[Text extract]:
--------------------------------------------------

Simon Willison’s Weblog

Subscribe

Goodbye Zeit Now v1, hello datasette-publish-now—and talking to myself in GitHub issues

8th April 2020

This week I’ve been mostly dealing with the finally announced shutdown of Zeit Now v1. And having long-winded conversations with myself in GitHub issues.

How Zeit Now inspired Datasette

I first started experiencing with Zeit’s serverless Now hosting platform back in October 2017, when I used it to deploy json-head.now.sh—an updated version of an API tool I originally built for Google App Engine in July 2008.

I liked Zeit Now, a lot. Instant, inexpensive deploys of any stateless project that could be defined using a Dockerfile? Just type now to deploy the project in your current directory? Every deployment gets its own permanent URL? Amazing!

There was just one catch: Since Now deployments are ephemeral applications running on them need to be stateless. If you want a database, you need to involve another (potentially costly) service. It’s a limitation shared by other scalable hosting solutions—Heroku, App Engine and so on. How much interesting stuff can you build without a database?

I was musing about this in the shower one day (that old cliche really happened for me) when I had a thought: sure, you can’t write to a database... but if your data is read-only, why not bundle the database alongside the application code as part of the Docker image?

Ever since I helped launch the Datablog at the Guardian back in 2009 I had been interested in finding better ways to publish data journalism datasets than CSV files or a Google spreadsheets—so building something that could package and bundle read-only data was of extreme interest to me.

In November 2017 I released the first version of Datasette. The original idea was very much inspired by Zeit Now.

--------------------------------------------------

(Collected data)
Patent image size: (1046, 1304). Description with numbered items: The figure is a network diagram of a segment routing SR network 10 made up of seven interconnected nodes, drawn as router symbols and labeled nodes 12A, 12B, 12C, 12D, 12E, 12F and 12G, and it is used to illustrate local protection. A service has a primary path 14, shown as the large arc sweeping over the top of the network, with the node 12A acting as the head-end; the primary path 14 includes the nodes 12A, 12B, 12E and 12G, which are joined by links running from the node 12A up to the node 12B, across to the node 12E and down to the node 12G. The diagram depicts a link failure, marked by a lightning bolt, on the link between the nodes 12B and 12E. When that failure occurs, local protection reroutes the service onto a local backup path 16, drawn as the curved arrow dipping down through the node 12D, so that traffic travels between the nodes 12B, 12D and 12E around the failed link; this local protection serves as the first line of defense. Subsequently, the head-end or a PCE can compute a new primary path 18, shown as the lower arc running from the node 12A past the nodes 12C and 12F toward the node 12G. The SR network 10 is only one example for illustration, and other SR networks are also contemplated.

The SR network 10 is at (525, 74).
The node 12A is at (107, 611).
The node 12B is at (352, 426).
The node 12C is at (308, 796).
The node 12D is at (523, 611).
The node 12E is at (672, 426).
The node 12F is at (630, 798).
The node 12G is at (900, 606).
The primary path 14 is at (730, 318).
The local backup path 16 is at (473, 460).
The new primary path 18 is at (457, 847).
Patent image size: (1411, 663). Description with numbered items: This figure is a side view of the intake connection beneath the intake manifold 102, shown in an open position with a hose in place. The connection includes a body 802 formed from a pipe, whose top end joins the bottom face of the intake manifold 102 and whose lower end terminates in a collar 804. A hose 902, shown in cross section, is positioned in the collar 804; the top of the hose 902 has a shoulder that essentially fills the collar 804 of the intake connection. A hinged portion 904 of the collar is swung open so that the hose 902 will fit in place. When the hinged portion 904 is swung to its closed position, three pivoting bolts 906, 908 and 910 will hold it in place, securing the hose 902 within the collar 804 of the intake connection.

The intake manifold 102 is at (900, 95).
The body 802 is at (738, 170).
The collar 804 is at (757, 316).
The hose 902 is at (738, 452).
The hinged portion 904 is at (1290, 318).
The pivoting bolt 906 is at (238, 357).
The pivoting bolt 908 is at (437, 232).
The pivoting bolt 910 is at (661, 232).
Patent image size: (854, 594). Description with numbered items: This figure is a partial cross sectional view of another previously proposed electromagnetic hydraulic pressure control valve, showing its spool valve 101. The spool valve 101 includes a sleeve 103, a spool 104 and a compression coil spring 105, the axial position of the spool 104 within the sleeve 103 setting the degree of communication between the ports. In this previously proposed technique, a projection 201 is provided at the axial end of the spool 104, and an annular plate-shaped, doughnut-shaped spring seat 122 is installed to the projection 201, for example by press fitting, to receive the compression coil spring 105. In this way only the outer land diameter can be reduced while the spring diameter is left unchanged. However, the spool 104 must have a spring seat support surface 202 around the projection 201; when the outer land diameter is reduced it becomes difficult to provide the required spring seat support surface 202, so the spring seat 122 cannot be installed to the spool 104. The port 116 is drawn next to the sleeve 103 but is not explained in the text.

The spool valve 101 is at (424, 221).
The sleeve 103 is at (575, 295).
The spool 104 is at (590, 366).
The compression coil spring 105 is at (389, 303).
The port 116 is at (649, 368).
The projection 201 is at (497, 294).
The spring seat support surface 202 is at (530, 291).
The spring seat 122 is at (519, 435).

--------------------------------------------------

[Problems and tasks]:
[1] Reproduce word for word the stretch of the blog post on Zeit Now and Datasette from "This week I’ve" through "in July 2008.".
[2] According to the blog post on Zeit Now and Datasette, in what month and year was the first version of Datasette released?
[3] Can you resume the blog post on Zeit Now and Datasette, picking up after its final sentence?

[Answers to the problems]:
[1]
This week I’ve been mostly dealing with the finally announced shutdown of Zeit Now v1. And having long-winded conversations with myself in GitHub issues.

How Zeit Now inspired Datasette

I first started experiencing with Zeit’s serverless Now hosting platform back in October 2017, when I used it to deploy json-head.now.sh—an updated version of an API tool I originally built for Google App Engine in July 2008.

[2] November 2017

[3]
I gave a talk about Datasette at the Zeit Day conference in San Francisco in April 2018. Suffice to say I was a huge fan!

Goodbye, Zeit Now v1

In November 2018, Zeit announced Now v2. And it was, different.

v2 is an entirely different architecture from v1. Where v1 built on Docker containers, v2 is built on top of serverless functions—AWS Lambda in particular.

I can see why Zeit did this. Lambda functions can launch from cold way faster—v1’s Docker infrastructure had tough cold-start times. They are much cheaper to run as well—crucial for Zeit given their extremely generous pricing plans.

But it was bad news for my projects. Lambdas are tightly size constrained, which is tough when you’re bundling potentially large SQLite database files with your deployments.

More importantly, in 2018 Amazon were deliberately excluding the Python sqlite3 standard library module from the Python Lambda environment! I guess they hadn’t considered people who might want to work with read-only database files.

So Datasette on Now v2 just wasn’t going to work. Zeit kept v1 supported for the time being, but the writing was clearly on the wall.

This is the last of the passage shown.